> [DATASET RECORDS]
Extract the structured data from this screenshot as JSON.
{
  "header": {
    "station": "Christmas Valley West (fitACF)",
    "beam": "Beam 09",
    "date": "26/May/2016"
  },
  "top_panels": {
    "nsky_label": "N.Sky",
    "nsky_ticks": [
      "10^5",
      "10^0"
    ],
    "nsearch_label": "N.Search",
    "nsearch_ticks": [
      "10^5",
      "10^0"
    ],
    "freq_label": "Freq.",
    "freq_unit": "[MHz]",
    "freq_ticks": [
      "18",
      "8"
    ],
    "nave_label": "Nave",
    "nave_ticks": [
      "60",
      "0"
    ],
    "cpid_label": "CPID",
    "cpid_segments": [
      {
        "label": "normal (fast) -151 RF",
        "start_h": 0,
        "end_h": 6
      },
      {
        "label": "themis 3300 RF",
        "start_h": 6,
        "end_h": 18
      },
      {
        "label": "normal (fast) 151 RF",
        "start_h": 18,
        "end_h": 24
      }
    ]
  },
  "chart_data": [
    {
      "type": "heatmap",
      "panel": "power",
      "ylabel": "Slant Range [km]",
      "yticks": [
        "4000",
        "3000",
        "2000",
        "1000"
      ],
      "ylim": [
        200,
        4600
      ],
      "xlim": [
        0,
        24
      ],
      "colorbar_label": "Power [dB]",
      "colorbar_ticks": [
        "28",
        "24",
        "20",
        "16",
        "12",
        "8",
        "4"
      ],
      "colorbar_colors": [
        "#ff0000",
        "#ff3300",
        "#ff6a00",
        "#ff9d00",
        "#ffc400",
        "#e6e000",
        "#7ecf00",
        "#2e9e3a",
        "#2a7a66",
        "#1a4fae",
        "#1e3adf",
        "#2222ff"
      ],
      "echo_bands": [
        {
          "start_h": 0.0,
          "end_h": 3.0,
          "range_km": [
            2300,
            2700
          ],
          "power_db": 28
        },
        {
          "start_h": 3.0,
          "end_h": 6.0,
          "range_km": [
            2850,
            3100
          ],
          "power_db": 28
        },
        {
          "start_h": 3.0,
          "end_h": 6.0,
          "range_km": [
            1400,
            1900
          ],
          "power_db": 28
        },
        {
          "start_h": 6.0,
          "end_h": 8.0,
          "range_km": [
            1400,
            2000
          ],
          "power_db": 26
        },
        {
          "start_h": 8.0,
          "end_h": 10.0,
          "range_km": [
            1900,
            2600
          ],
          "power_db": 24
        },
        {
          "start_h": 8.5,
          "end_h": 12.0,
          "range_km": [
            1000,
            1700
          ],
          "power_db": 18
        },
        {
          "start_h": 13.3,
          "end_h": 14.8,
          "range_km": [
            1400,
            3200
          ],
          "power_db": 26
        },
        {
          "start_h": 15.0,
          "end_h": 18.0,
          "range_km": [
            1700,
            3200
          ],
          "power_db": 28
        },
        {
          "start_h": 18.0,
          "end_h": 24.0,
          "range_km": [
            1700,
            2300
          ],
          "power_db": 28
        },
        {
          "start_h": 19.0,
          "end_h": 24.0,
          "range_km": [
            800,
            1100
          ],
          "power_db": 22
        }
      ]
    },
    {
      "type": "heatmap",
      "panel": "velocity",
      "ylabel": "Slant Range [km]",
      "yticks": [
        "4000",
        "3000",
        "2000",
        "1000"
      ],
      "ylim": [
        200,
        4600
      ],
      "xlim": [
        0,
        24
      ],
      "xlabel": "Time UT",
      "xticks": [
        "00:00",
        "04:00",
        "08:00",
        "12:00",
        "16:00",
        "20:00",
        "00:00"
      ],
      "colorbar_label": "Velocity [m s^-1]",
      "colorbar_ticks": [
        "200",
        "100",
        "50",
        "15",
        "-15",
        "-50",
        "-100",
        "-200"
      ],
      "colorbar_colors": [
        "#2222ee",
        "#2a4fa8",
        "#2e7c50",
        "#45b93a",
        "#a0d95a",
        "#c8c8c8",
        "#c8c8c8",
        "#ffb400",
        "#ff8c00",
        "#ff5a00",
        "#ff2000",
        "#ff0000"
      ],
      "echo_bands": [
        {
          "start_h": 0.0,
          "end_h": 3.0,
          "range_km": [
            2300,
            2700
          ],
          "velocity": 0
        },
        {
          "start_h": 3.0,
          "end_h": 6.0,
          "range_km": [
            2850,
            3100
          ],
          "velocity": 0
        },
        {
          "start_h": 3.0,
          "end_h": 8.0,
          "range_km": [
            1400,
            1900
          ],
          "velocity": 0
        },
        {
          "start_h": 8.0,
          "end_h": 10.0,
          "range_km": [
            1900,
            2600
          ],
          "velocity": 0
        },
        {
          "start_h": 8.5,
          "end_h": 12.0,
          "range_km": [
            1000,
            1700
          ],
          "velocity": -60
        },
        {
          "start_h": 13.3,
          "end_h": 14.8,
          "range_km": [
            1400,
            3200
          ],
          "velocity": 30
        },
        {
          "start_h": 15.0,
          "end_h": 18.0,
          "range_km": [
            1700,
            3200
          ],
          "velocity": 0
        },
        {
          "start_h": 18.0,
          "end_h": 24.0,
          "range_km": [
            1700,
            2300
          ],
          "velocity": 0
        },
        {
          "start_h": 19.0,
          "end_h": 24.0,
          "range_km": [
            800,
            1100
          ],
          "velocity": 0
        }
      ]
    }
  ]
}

> [WRITTEN TASK] Return the full listing, character for character.

> [IN RESPONSE]
Extract the structured data from this screenshot as JSON.
{
  "header": {
    "station": "Christmas Valley West (fitACF)",
    "beam": "Beam 09",
    "date": "26/May/2016"
  },
  "top_panels": {
    "nsky_label": "N.Sky",
    "nsky_ticks": [
      "10^5",
      "10^0"
    ],
    "nsearch_label": "N.Search",
    "nsearch_ticks": [
      "10^5",
      "10^0"
    ],
    "freq_label": "Freq.",
    "freq_unit": "[MHz]",
    "freq_ticks": [
      "18",
      "8"
    ],
    "nave_label": "Nave",
    "nave_ticks": [
      "60",
      "0"
    ],
    "cpid_label": "CPID",
    "cpid_segments": [
      {
        "label": "normal (fast) -151 RF",
        "start_h": 0,
        "end_h": 6
      },
      {
        "label": "themis 3300 RF",
        "start_h": 6,
        "end_h": 18
      },
      {
        "label": "normal (fast) 151 RF",
        "start_h": 18,
        "end_h": 24
      }
    ]
  },
  "chart_data": [
    {
      "type": "heatmap",
      "panel": "power",
      "ylabel": "Slant Range [km]",
      "yticks": [
        "4000",
        "3000",
        "2000",
        "1000"
      ],
      "ylim": [
        200,
        4600
      ],
      "xlim": [
        0,
        24
      ],
      "colorbar_label": "Power [dB]",
      "colorbar_ticks": [
        "28",
        "24",
        "20",
        "16",
        "12",
        "8",
        "4"
      ],
      "colorbar_colors": [
        "#ff0000",
        "#ff3300",
        "#ff6a00",
        "#ff9d00",
        "#ffc400",
        "#e6e000",
        "#7ecf00",
        "#2e9e3a",
        "#2a7a66",
        "#1a4fae",
        "#1e3adf",
        "#2222ff"
      ],
      "echo_bands": [
        {
          "start_h": 0.0,
          "end_h": 3.0,
          "range_km": [
            2300,
            2700
          ],
          "power_db": 28
        },
        {
          "start_h": 3.0,
          "end_h": 6.0,
          "range_km": [
            2850,
            3100
          ],
          "power_db": 28
        },
        {
          "start_h": 3.0,
          "end_h": 6.0,
          "range_km": [
            1400,
            1900
          ],
          "power_db": 28
        },
        {
          "start_h": 6.0,
          "end_h": 8.0,
          "range_km": [
            1400,
            2000
          ],
          "power_db": 26
        },
        {
          "start_h": 8.0,
          "end_h": 10.0,
          "range_km": [
            1900,
            2600
          ],
          "power_db": 24
        },
        {
          "start_h": 8.5,
          "end_h": 12.0,
          "range_km": [
            1000,
            1700
          ],
          "power_db": 18
        },
        {
          "start_h": 13.3,
          "end_h": 14.8,
          "range_km": [
            1400,
            3200
          ],
          "power_db": 26
        },
        {
          "start_h": 15.0,
          "end_h": 18.0,
          "range_km": [
            1700,
            3200
          ],
          "power_db": 28
        },
        {
          "start_h": 18.0,
          "end_h": 24.0,
          "range_km": [
            1700,
            2300
          ],
          "power_db": 28
        },
        {
          "start_h": 19.0,
          "end_h": 24.0,
          "range_km": [
            800,
            1100
          ],
          "power_db": 22
        }
      ]
    },
    {
      "type": "heatmap",
      "panel": "velocity",
      "ylabel": "Slant Range [km]",
      "yticks": [
        "4000",
        "3000",
        "2000",
        "1000"
      ],
      "ylim": [
        200,
        4600
      ],
      "xlim": [
        0,
        24
      ],
      "xlabel": "Time UT",
      "xticks": [
        "00:00",
        "04:00",
        "08:00",
        "12:00",
        "16:00",
        "20:00",
        "00:00"
      ],
      "colorbar_label": "Velocity [m s^-1]",
      "colorbar_ticks": [
        "200",
        "100",
        "50",
        "15",
        "-15",
        "-50",
        "-100",
        "-200"
      ],
      "colorbar_colors": [
        "#2222ee",
        "#2a4fa8",
        "#2e7c50",
        "#45b93a",
        "#a0d95a",
        "#c8c8c8",
        "#c8c8c8",
        "#ffb400",
        "#ff8c00",
        "#ff5a00",
        "#ff2000",
        "#ff0000"
      ],
      "echo_bands": [
        {
          "start_h": 0.0,
          "end_h": 3.0,
          "range_km": [
            2300,
            2700
          ],
          "velocity": 0
        },
        {
          "start_h": 3.0,
          "end_h": 6.0,
          "range_km": [
            2850,
            3100
          ],
          "velocity": 0
        },
        {
          "start_h": 3.0,
          "end_h": 8.0,
          "range_km": [
            1400,
            1900
          ],
          "velocity": 0
        },
        {
          "start_h": 8.0,
          "end_h": 10.0,
          "range_km": [
            1900,
            2600
          ],
          "velocity": 0
        },
        {
          "start_h": 8.5,
          "end_h": 12.0,
          "range_km": [
            1000,
            1700
          ],
          "velocity": -60
        },
        {
          "start_h": 13.3,
          "end_h": 14.8,
          "range_km": [
            1400,
            3200
          ],
          "velocity": 30
        },
        {
          "start_h": 15.0,
          "end_h": 18.0,
          "range_km": [
            1700,
            3200
          ],
          "velocity": 0
        },
        {
          "start_h": 18.0,
          "end_h": 24.0,
          "range_km": [
            1700,
            2300
          ],
          "velocity": 0
        },
        {
          "start_h": 19.0,
          "end_h": 24.0,
          "range_km": [
            800,
            1100
          ],
          "velocity": 0
        }
      ]
    }
  ]
}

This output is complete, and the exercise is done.